Records from a collection:
-- START --

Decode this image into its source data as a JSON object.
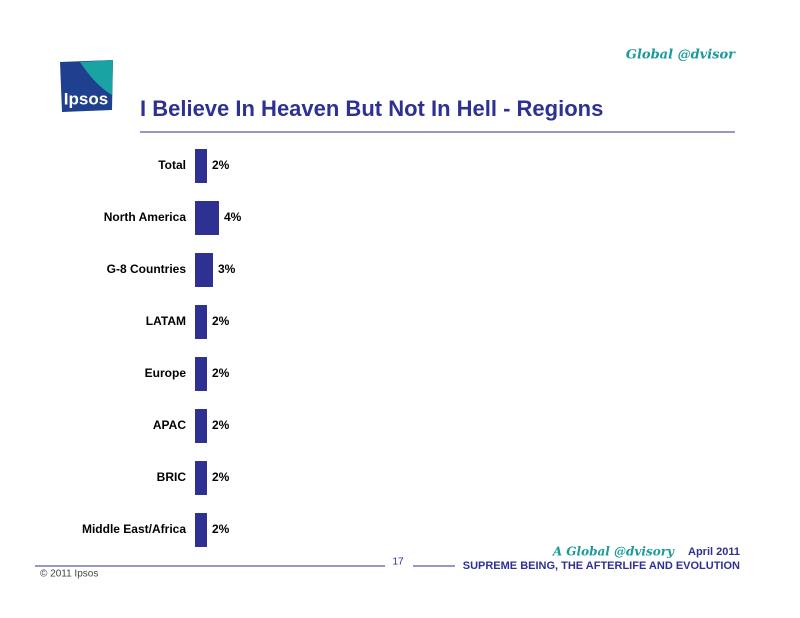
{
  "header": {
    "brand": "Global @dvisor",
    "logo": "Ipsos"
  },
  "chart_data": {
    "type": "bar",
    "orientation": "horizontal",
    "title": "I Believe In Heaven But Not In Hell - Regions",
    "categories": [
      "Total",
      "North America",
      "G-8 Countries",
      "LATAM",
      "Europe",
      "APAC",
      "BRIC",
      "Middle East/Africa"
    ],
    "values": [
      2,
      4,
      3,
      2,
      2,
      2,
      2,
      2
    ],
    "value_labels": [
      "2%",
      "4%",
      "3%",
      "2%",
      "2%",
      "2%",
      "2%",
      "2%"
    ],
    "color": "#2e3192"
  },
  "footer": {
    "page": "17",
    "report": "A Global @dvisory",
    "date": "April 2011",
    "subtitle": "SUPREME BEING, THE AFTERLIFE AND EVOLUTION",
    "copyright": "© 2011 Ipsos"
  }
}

-- END --
-- START --

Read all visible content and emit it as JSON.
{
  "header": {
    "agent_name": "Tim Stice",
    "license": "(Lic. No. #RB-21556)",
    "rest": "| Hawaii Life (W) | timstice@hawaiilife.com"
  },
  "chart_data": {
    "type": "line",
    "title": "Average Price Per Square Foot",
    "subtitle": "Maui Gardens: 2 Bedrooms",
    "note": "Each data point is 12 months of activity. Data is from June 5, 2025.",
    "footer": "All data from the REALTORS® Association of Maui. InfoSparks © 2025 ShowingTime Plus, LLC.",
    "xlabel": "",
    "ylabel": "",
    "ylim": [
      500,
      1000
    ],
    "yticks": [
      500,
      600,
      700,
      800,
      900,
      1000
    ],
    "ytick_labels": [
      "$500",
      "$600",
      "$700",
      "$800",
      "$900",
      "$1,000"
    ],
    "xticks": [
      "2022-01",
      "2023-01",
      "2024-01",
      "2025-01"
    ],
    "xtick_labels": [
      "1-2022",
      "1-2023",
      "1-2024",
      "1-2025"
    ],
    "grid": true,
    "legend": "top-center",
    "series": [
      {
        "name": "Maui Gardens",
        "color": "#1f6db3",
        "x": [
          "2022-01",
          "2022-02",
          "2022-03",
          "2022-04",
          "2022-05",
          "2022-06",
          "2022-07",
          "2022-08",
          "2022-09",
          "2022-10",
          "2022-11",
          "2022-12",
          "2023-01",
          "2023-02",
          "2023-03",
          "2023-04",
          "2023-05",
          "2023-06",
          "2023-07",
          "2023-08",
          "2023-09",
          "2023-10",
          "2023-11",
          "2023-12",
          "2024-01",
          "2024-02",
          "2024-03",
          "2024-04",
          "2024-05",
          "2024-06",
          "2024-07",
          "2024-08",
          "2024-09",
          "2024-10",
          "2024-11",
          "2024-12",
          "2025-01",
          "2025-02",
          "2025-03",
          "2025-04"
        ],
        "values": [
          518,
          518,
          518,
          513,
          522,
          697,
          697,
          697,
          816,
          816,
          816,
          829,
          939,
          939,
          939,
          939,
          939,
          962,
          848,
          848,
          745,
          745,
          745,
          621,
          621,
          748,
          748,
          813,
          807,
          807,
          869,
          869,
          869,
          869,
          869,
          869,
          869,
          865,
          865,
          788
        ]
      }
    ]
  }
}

-- END --

Task to complete: Find the word "JSON" in the data and copy out each line where it turns up.

Problem solution:
Decode this image into its source data as a JSON object.
Read all visible content and emit it as JSON.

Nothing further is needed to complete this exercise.